Given records =
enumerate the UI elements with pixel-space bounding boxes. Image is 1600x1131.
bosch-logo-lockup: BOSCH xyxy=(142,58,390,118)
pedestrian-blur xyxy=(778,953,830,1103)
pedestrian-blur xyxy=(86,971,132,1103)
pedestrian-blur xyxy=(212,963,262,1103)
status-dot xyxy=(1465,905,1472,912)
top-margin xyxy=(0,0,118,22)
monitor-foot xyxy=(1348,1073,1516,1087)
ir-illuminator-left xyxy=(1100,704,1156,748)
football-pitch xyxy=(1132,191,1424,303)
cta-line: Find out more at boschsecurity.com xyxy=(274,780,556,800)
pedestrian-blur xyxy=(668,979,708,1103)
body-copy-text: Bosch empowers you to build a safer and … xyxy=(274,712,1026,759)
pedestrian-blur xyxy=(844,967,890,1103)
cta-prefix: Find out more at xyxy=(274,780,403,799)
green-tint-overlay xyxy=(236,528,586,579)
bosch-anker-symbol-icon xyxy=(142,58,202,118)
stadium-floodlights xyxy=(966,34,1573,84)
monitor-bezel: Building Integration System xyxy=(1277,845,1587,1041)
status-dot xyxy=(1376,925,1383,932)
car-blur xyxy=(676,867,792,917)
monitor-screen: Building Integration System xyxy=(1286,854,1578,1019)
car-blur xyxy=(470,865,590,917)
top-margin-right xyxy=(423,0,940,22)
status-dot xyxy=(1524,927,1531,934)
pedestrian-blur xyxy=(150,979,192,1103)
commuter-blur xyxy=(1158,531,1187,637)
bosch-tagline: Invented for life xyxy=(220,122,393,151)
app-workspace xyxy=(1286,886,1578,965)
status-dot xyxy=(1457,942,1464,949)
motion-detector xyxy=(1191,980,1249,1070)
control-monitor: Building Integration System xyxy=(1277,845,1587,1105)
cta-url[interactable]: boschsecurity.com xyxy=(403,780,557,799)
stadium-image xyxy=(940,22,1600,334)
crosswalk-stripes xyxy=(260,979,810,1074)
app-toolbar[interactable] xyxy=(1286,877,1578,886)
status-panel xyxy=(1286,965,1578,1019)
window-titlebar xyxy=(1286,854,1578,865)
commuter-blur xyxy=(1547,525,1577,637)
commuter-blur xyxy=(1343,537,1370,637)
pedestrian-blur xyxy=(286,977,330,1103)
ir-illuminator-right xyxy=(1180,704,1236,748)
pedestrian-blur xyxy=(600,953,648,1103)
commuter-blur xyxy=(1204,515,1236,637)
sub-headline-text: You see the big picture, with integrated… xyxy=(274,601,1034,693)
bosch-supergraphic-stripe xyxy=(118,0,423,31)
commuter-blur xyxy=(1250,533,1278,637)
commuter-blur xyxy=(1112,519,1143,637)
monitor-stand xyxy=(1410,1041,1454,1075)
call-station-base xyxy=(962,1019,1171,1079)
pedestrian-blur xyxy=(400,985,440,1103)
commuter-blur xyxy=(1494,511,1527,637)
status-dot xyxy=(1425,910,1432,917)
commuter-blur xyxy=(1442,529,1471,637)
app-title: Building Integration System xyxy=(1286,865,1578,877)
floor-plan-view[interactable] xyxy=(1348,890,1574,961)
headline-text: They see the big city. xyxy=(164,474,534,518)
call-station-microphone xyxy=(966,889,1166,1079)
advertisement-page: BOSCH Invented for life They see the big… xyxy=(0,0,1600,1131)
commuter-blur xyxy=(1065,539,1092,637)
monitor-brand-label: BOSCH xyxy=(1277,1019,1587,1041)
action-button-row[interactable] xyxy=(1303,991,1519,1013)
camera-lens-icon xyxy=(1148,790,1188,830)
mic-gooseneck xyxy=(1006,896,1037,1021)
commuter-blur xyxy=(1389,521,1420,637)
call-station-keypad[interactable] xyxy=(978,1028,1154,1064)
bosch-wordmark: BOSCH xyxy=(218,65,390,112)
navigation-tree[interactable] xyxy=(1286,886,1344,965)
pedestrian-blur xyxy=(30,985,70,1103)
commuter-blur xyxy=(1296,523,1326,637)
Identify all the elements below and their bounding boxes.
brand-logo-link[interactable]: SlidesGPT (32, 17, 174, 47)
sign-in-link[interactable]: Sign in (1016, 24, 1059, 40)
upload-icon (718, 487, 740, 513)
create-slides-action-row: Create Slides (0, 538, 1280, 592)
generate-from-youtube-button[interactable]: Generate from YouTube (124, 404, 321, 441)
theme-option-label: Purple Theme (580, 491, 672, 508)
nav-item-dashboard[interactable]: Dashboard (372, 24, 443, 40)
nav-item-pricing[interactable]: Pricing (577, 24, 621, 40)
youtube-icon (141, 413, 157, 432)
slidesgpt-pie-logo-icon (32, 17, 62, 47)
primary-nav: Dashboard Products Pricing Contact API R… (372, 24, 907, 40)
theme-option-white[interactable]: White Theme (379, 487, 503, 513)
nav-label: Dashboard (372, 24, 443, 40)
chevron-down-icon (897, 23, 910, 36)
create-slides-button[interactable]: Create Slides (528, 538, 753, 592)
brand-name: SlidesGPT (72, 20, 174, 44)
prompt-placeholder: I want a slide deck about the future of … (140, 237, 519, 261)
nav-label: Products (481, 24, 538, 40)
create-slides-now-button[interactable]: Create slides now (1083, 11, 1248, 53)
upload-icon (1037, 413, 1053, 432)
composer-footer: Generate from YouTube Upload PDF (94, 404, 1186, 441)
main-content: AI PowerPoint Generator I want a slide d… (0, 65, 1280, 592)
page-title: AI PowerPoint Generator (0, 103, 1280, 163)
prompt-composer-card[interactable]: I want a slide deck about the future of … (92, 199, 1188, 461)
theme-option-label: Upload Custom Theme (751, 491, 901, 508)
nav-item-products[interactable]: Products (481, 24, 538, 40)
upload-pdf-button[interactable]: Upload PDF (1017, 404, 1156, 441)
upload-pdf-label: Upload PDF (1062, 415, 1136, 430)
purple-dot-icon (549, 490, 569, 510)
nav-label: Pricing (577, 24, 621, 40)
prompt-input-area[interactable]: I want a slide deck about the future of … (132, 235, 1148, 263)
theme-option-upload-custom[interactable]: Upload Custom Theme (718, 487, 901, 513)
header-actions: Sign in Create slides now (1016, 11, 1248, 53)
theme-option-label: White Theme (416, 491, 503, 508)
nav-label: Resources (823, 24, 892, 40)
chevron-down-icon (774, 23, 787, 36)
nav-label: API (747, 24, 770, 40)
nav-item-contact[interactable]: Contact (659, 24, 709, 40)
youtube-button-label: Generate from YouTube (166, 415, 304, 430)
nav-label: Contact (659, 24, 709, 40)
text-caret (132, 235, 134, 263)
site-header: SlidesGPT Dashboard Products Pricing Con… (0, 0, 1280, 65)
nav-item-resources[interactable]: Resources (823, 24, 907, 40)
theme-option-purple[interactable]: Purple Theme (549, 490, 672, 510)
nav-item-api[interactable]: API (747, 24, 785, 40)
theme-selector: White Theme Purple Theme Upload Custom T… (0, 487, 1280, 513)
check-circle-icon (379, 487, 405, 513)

Aim of the exercise = Print every line of the records above again, character for character and in the same order.

The response =
enumerate the UI elements with pixel-space bounding boxes. Image is 1600x1131.
bosch-logo-lockup: BOSCH xyxy=(142,58,390,118)
pedestrian-blur xyxy=(778,953,830,1103)
pedestrian-blur xyxy=(86,971,132,1103)
pedestrian-blur xyxy=(212,963,262,1103)
status-dot xyxy=(1465,905,1472,912)
top-margin xyxy=(0,0,118,22)
monitor-foot xyxy=(1348,1073,1516,1087)
ir-illuminator-left xyxy=(1100,704,1156,748)
football-pitch xyxy=(1132,191,1424,303)
cta-line: Find out more at boschsecurity.com xyxy=(274,780,556,800)
pedestrian-blur xyxy=(668,979,708,1103)
body-copy-text: Bosch empowers you to build a safer and … xyxy=(274,712,1026,759)
pedestrian-blur xyxy=(844,967,890,1103)
cta-prefix: Find out more at xyxy=(274,780,403,799)
green-tint-overlay xyxy=(236,528,586,579)
bosch-anker-symbol-icon xyxy=(142,58,202,118)
stadium-floodlights xyxy=(966,34,1573,84)
monitor-bezel: Building Integration System xyxy=(1277,845,1587,1041)
status-dot xyxy=(1376,925,1383,932)
car-blur xyxy=(676,867,792,917)
monitor-screen: Building Integration System xyxy=(1286,854,1578,1019)
car-blur xyxy=(470,865,590,917)
top-margin-right xyxy=(423,0,940,22)
status-dot xyxy=(1524,927,1531,934)
pedestrian-blur xyxy=(150,979,192,1103)
commuter-blur xyxy=(1158,531,1187,637)
bosch-tagline: Invented for life xyxy=(220,122,393,151)
app-workspace xyxy=(1286,886,1578,965)
status-dot xyxy=(1457,942,1464,949)
motion-detector xyxy=(1191,980,1249,1070)
control-monitor: Building Integration System xyxy=(1277,845,1587,1105)
cta-url[interactable]: boschsecurity.com xyxy=(403,780,557,799)
stadium-image xyxy=(940,22,1600,334)
crosswalk-stripes xyxy=(260,979,810,1074)
app-toolbar[interactable] xyxy=(1286,877,1578,886)
status-panel xyxy=(1286,965,1578,1019)
window-titlebar xyxy=(1286,854,1578,865)
commuter-blur xyxy=(1547,525,1577,637)
commuter-blur xyxy=(1343,537,1370,637)
pedestrian-blur xyxy=(286,977,330,1103)
ir-illuminator-right xyxy=(1180,704,1236,748)
pedestrian-blur xyxy=(600,953,648,1103)
commuter-blur xyxy=(1204,515,1236,637)
sub-headline-text: You see the big picture, with integrated… xyxy=(274,601,1034,693)
bosch-supergraphic-stripe xyxy=(118,0,423,31)
commuter-blur xyxy=(1250,533,1278,637)
commuter-blur xyxy=(1112,519,1143,637)
monitor-stand xyxy=(1410,1041,1454,1075)
call-station-base xyxy=(962,1019,1171,1079)
pedestrian-blur xyxy=(400,985,440,1103)
commuter-blur xyxy=(1494,511,1527,637)
status-dot xyxy=(1425,910,1432,917)
commuter-blur xyxy=(1442,529,1471,637)
app-title: Building Integration System xyxy=(1286,865,1578,877)
floor-plan-view[interactable] xyxy=(1348,890,1574,961)
headline-text: They see the big city. xyxy=(164,474,534,518)
call-station-microphone xyxy=(966,889,1166,1079)
advertisement-page: BOSCH Invented for life They see the big… xyxy=(0,0,1600,1131)
commuter-blur xyxy=(1065,539,1092,637)
monitor-brand-label: BOSCH xyxy=(1277,1019,1587,1041)
action-button-row[interactable] xyxy=(1303,991,1519,1013)
camera-lens-icon xyxy=(1148,790,1188,830)
mic-gooseneck xyxy=(1006,896,1037,1021)
commuter-blur xyxy=(1389,521,1420,637)
call-station-keypad[interactable] xyxy=(978,1028,1154,1064)
bosch-wordmark: BOSCH xyxy=(218,65,390,112)
navigation-tree[interactable] xyxy=(1286,886,1344,965)
pedestrian-blur xyxy=(30,985,70,1103)
commuter-blur xyxy=(1296,523,1326,637)
Identify all the elements below and their bounding boxes.
brand-logo-link[interactable]: SlidesGPT (32, 17, 174, 47)
sign-in-link[interactable]: Sign in (1016, 24, 1059, 40)
upload-icon (718, 487, 740, 513)
create-slides-action-row: Create Slides (0, 538, 1280, 592)
generate-from-youtube-button[interactable]: Generate from YouTube (124, 404, 321, 441)
theme-option-label: Purple Theme (580, 491, 672, 508)
nav-item-dashboard[interactable]: Dashboard (372, 24, 443, 40)
nav-item-pricing[interactable]: Pricing (577, 24, 621, 40)
youtube-icon (141, 413, 157, 432)
slidesgpt-pie-logo-icon (32, 17, 62, 47)
primary-nav: Dashboard Products Pricing Contact API R… (372, 24, 907, 40)
theme-option-white[interactable]: White Theme (379, 487, 503, 513)
nav-label: Dashboard (372, 24, 443, 40)
chevron-down-icon (897, 23, 910, 36)
create-slides-button[interactable]: Create Slides (528, 538, 753, 592)
brand-name: SlidesGPT (72, 20, 174, 44)
prompt-placeholder: I want a slide deck about the future of … (140, 237, 519, 261)
nav-label: Products (481, 24, 538, 40)
create-slides-now-button[interactable]: Create slides now (1083, 11, 1248, 53)
upload-icon (1037, 413, 1053, 432)
composer-footer: Generate from YouTube Upload PDF (94, 404, 1186, 441)
main-content: AI PowerPoint Generator I want a slide d… (0, 65, 1280, 592)
page-title: AI PowerPoint Generator (0, 103, 1280, 163)
prompt-composer-card[interactable]: I want a slide deck about the future of … (92, 199, 1188, 461)
theme-option-label: Upload Custom Theme (751, 491, 901, 508)
nav-item-products[interactable]: Products (481, 24, 538, 40)
upload-pdf-button[interactable]: Upload PDF (1017, 404, 1156, 441)
upload-pdf-label: Upload PDF (1062, 415, 1136, 430)
purple-dot-icon (549, 490, 569, 510)
nav-label: Pricing (577, 24, 621, 40)
prompt-input-area[interactable]: I want a slide deck about the future of … (132, 235, 1148, 263)
theme-option-upload-custom[interactable]: Upload Custom Theme (718, 487, 901, 513)
header-actions: Sign in Create slides now (1016, 11, 1248, 53)
theme-option-label: White Theme (416, 491, 503, 508)
nav-label: Resources (823, 24, 892, 40)
chevron-down-icon (774, 23, 787, 36)
nav-label: API (747, 24, 770, 40)
nav-item-contact[interactable]: Contact (659, 24, 709, 40)
youtube-button-label: Generate from YouTube (166, 415, 304, 430)
nav-label: Contact (659, 24, 709, 40)
text-caret (132, 235, 134, 263)
site-header: SlidesGPT Dashboard Products Pricing Con… (0, 0, 1280, 65)
nav-item-resources[interactable]: Resources (823, 24, 907, 40)
theme-option-purple[interactable]: Purple Theme (549, 490, 672, 510)
nav-item-api[interactable]: API (747, 24, 785, 40)
theme-selector: White Theme Purple Theme Upload Custom T… (0, 487, 1280, 513)
check-circle-icon (379, 487, 405, 513)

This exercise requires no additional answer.